_Task statement_
Copy everything in the data below exactly except the pictures.

start

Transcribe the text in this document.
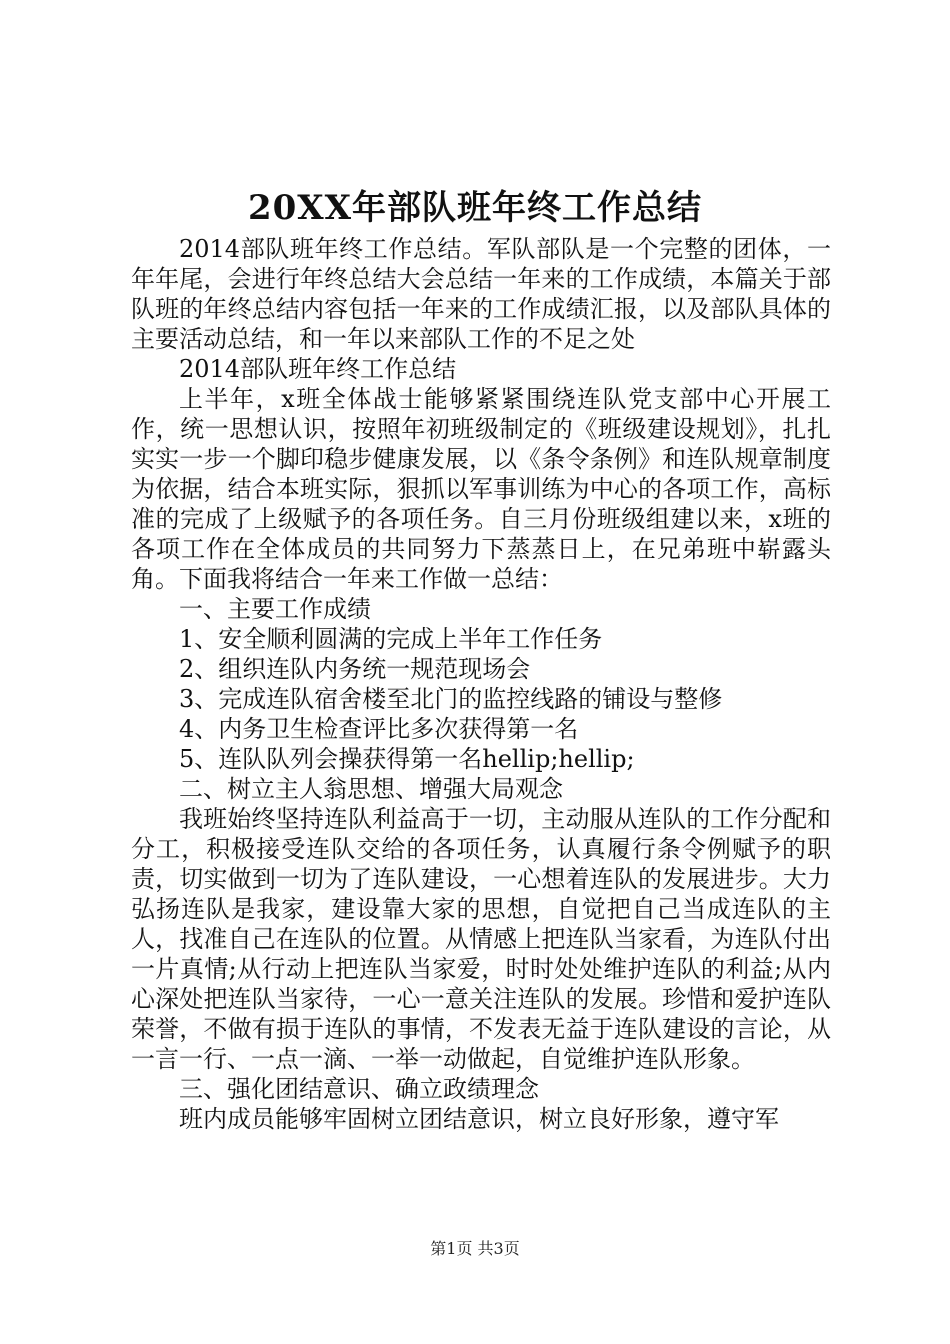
20XX年部队班年终工作总结

2014部队班年终工作总结。军队部队是一个完整的团体，一年年尾，会进行年终总结大会总结一年来的工作成绩，本篇关于部队班的年终总结内容包括一年来的工作成绩汇报，以及部队具体的主要活动总结，和一年以来部队工作的不足之处

2014部队班年终工作总结

上半年，x班全体战士能够紧紧围绕连队党支部中心开展工作，统一思想认识，按照年初班级制定的《班级建设规划》，扎扎实实一步一个脚印稳步健康发展，以《条令条例》和连队规章制度为依据，结合本班实际，狠抓以军事训练为中心的各项工作，高标准的完成了上级赋予的各项任务。自三月份班级组建以来，x班的各项工作在全体成员的共同努力下蒸蒸日上，在兄弟班中崭露头角。下面我将结合一年来工作做一总结：

一、主要工作成绩

1、安全顺利圆满的完成上半年工作任务

2、组织连队内务统一规范现场会

3、完成连队宿舍楼至北门的监控线路的铺设与整修

4、内务卫生检查评比多次获得第一名

5、连队队列会操获得第一名hellip;hellip;

二、树立主人翁思想、增强大局观念

我班始终坚持连队利益高于一切，主动服从连队的工作分配和分工，积极接受连队交给的各项任务，认真履行条令例赋予的职责，切实做到一切为了连队建设，一心想着连队的发展进步。大力弘扬连队是我家，建设靠大家的思想，自觉把自己当成连队的主人，找准自己在连队的位置。从情感上把连队当家看，为连队付出一片真情;从行动上把连队当家爱，时时处处维护连队的利益;从内心深处把连队当家待，一心一意关注连队的发展。珍惜和爱护连队荣誉，不做有损于连队的事情，不发表无益于连队建设的言论，从一言一行、一点一滴、一举一动做起，自觉维护连队形象。

三、强化团结意识、确立政绩理念

班内成员能够牢固树立团结意识，树立良好形象，遵守军

第1页 共3页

end

_Task output_
Transcribe the text in this document.
20XX年部队班年终工作总结

2014部队班年终工作总结。军队部队是一个完整的团体，一年年尾，会进行年终总结大会总结一年来的工作成绩，本篇关于部队班的年终总结内容包括一年来的工作成绩汇报，以及部队具体的主要活动总结，和一年以来部队工作的不足之处

2014部队班年终工作总结

上半年，x班全体战士能够紧紧围绕连队党支部中心开展工作，统一思想认识，按照年初班级制定的《班级建设规划》，扎扎实实一步一个脚印稳步健康发展，以《条令条例》和连队规章制度为依据，结合本班实际，狠抓以军事训练为中心的各项工作，高标准的完成了上级赋予的各项任务。自三月份班级组建以来，x班的各项工作在全体成员的共同努力下蒸蒸日上，在兄弟班中崭露头角。下面我将结合一年来工作做一总结：

一、主要工作成绩

1、安全顺利圆满的完成上半年工作任务

2、组织连队内务统一规范现场会

3、完成连队宿舍楼至北门的监控线路的铺设与整修

4、内务卫生检查评比多次获得第一名

5、连队队列会操获得第一名hellip;hellip;

二、树立主人翁思想、增强大局观念

我班始终坚持连队利益高于一切，主动服从连队的工作分配和分工，积极接受连队交给的各项任务，认真履行条令例赋予的职责，切实做到一切为了连队建设，一心想着连队的发展进步。大力弘扬连队是我家，建设靠大家的思想，自觉把自己当成连队的主人，找准自己在连队的位置。从情感上把连队当家看，为连队付出一片真情;从行动上把连队当家爱，时时处处维护连队的利益;从内心深处把连队当家待，一心一意关注连队的发展。珍惜和爱护连队荣誉，不做有损于连队的事情，不发表无益于连队建设的言论，从一言一行、一点一滴、一举一动做起，自觉维护连队形象。

三、强化团结意识、确立政绩理念

班内成员能够牢固树立团结意识，树立良好形象，遵守军

第1页 共3页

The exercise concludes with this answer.